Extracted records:
## BEGIN
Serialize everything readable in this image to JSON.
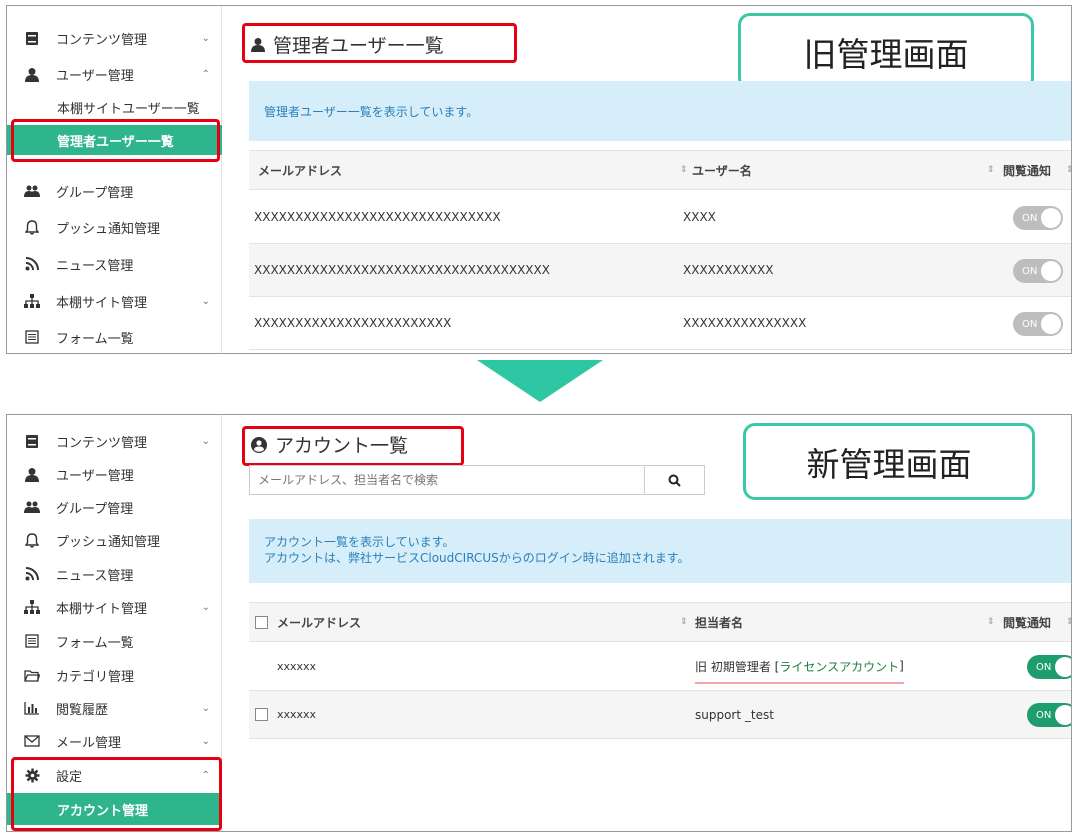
{
  "old_screen": {
    "badge": "旧管理画面",
    "sidebar": {
      "items": [
        {
          "label": "コンテンツ管理",
          "icon": "book-icon",
          "chevron": "⌄"
        },
        {
          "label": "ユーザー管理",
          "icon": "user-icon",
          "chevron": "⌃"
        },
        {
          "label": "グループ管理",
          "icon": "users-icon"
        },
        {
          "label": "プッシュ通知管理",
          "icon": "bell-icon"
        },
        {
          "label": "ニュース管理",
          "icon": "rss-icon"
        },
        {
          "label": "本棚サイト管理",
          "icon": "sitemap-icon",
          "chevron": "⌄"
        },
        {
          "label": "フォーム一覧",
          "icon": "form-icon"
        }
      ],
      "subitems": [
        {
          "label": "本棚サイトユーザー一覧",
          "active": false
        },
        {
          "label": "管理者ユーザー一覧",
          "active": true
        }
      ]
    },
    "title": "管理者ユーザー一覧",
    "info": "管理者ユーザー一覧を表示しています。",
    "table": {
      "headers": [
        "メールアドレス",
        "ユーザー名",
        "閲覧通知"
      ],
      "rows": [
        {
          "email": "XXXXXXXXXXXXXXXXXXXXXXXXXXXXXX",
          "name": "XXXX",
          "toggle": "ON"
        },
        {
          "email": "XXXXXXXXXXXXXXXXXXXXXXXXXXXXXXXXXXXX",
          "name": "XXXXXXXXXXX",
          "toggle": "ON"
        },
        {
          "email": "XXXXXXXXXXXXXXXXXXXXXXXX",
          "name": "XXXXXXXXXXXXXXX",
          "toggle": "ON"
        }
      ]
    }
  },
  "new_screen": {
    "badge": "新管理画面",
    "sidebar": {
      "items": [
        {
          "label": "コンテンツ管理",
          "icon": "book-icon",
          "chevron": "⌄"
        },
        {
          "label": "ユーザー管理",
          "icon": "user-icon"
        },
        {
          "label": "グループ管理",
          "icon": "users-icon"
        },
        {
          "label": "プッシュ通知管理",
          "icon": "bell-icon"
        },
        {
          "label": "ニュース管理",
          "icon": "rss-icon"
        },
        {
          "label": "本棚サイト管理",
          "icon": "sitemap-icon",
          "chevron": "⌄"
        },
        {
          "label": "フォーム一覧",
          "icon": "form-icon"
        },
        {
          "label": "カテゴリ管理",
          "icon": "folder-icon"
        },
        {
          "label": "閲覧履歴",
          "icon": "bar-chart-icon",
          "chevron": "⌄"
        },
        {
          "label": "メール管理",
          "icon": "mail-icon",
          "chevron": "⌄"
        },
        {
          "label": "設定",
          "icon": "gear-icon",
          "chevron": "⌃"
        }
      ],
      "subitems": [
        {
          "label": "アカウント管理",
          "active": true
        }
      ]
    },
    "title": "アカウント一覧",
    "search": {
      "placeholder": "メールアドレス、担当者名で検索"
    },
    "info_line1": "アカウント一覧を表示しています。",
    "info_line2": "アカウントは、弊社サービスCloudCIRCUSからのログイン時に追加されます。",
    "table": {
      "headers": [
        "メールアドレス",
        "担当者名",
        "閲覧通知"
      ],
      "rows": [
        {
          "email": "xxxxxx",
          "name_prefix": "旧 初期管理者 [",
          "name_highlight": "ライセンスアカウント",
          "name_suffix": "]",
          "toggle": "ON",
          "has_checkbox": false
        },
        {
          "email": "xxxxxx",
          "name": "support _test",
          "toggle": "ON",
          "has_checkbox": true
        }
      ]
    }
  },
  "colors": {
    "accent_green": "#2fb58c",
    "highlight_red": "#e60012",
    "badge_border": "#3cc7a5",
    "info_bg": "#d5eefa",
    "info_text": "#2c7fb8",
    "toggle_on": "#1e9e6e",
    "toggle_off": "#bdbdbd",
    "link_green": "#1a7f3c"
  }
}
## END
● YOUR OBJECTIVE
Leave the images out, please, and restate each line word for word.

● WORKED SOLUTION
Serialize everything readable in this image to JSON.
{
  "old_screen": {
    "badge": "旧管理画面",
    "sidebar": {
      "items": [
        {
          "label": "コンテンツ管理",
          "icon": "book-icon",
          "chevron": "⌄"
        },
        {
          "label": "ユーザー管理",
          "icon": "user-icon",
          "chevron": "⌃"
        },
        {
          "label": "グループ管理",
          "icon": "users-icon"
        },
        {
          "label": "プッシュ通知管理",
          "icon": "bell-icon"
        },
        {
          "label": "ニュース管理",
          "icon": "rss-icon"
        },
        {
          "label": "本棚サイト管理",
          "icon": "sitemap-icon",
          "chevron": "⌄"
        },
        {
          "label": "フォーム一覧",
          "icon": "form-icon"
        }
      ],
      "subitems": [
        {
          "label": "本棚サイトユーザー一覧",
          "active": false
        },
        {
          "label": "管理者ユーザー一覧",
          "active": true
        }
      ]
    },
    "title": "管理者ユーザー一覧",
    "info": "管理者ユーザー一覧を表示しています。",
    "table": {
      "headers": [
        "メールアドレス",
        "ユーザー名",
        "閲覧通知"
      ],
      "rows": [
        {
          "email": "XXXXXXXXXXXXXXXXXXXXXXXXXXXXXX",
          "name": "XXXX",
          "toggle": "ON"
        },
        {
          "email": "XXXXXXXXXXXXXXXXXXXXXXXXXXXXXXXXXXXX",
          "name": "XXXXXXXXXXX",
          "toggle": "ON"
        },
        {
          "email": "XXXXXXXXXXXXXXXXXXXXXXXX",
          "name": "XXXXXXXXXXXXXXX",
          "toggle": "ON"
        }
      ]
    }
  },
  "new_screen": {
    "badge": "新管理画面",
    "sidebar": {
      "items": [
        {
          "label": "コンテンツ管理",
          "icon": "book-icon",
          "chevron": "⌄"
        },
        {
          "label": "ユーザー管理",
          "icon": "user-icon"
        },
        {
          "label": "グループ管理",
          "icon": "users-icon"
        },
        {
          "label": "プッシュ通知管理",
          "icon": "bell-icon"
        },
        {
          "label": "ニュース管理",
          "icon": "rss-icon"
        },
        {
          "label": "本棚サイト管理",
          "icon": "sitemap-icon",
          "chevron": "⌄"
        },
        {
          "label": "フォーム一覧",
          "icon": "form-icon"
        },
        {
          "label": "カテゴリ管理",
          "icon": "folder-icon"
        },
        {
          "label": "閲覧履歴",
          "icon": "bar-chart-icon",
          "chevron": "⌄"
        },
        {
          "label": "メール管理",
          "icon": "mail-icon",
          "chevron": "⌄"
        },
        {
          "label": "設定",
          "icon": "gear-icon",
          "chevron": "⌃"
        }
      ],
      "subitems": [
        {
          "label": "アカウント管理",
          "active": true
        }
      ]
    },
    "title": "アカウント一覧",
    "search": {
      "placeholder": "メールアドレス、担当者名で検索"
    },
    "info_line1": "アカウント一覧を表示しています。",
    "info_line2": "アカウントは、弊社サービスCloudCIRCUSからのログイン時に追加されます。",
    "table": {
      "headers": [
        "メールアドレス",
        "担当者名",
        "閲覧通知"
      ],
      "rows": [
        {
          "email": "xxxxxx",
          "name_prefix": "旧 初期管理者 [",
          "name_highlight": "ライセンスアカウント",
          "name_suffix": "]",
          "toggle": "ON",
          "has_checkbox": false
        },
        {
          "email": "xxxxxx",
          "name": "support _test",
          "toggle": "ON",
          "has_checkbox": true
        }
      ]
    }
  },
  "colors": {
    "accent_green": "#2fb58c",
    "highlight_red": "#e60012",
    "badge_border": "#3cc7a5",
    "info_bg": "#d5eefa",
    "info_text": "#2c7fb8",
    "toggle_on": "#1e9e6e",
    "toggle_off": "#bdbdbd",
    "link_green": "#1a7f3c"
  }
}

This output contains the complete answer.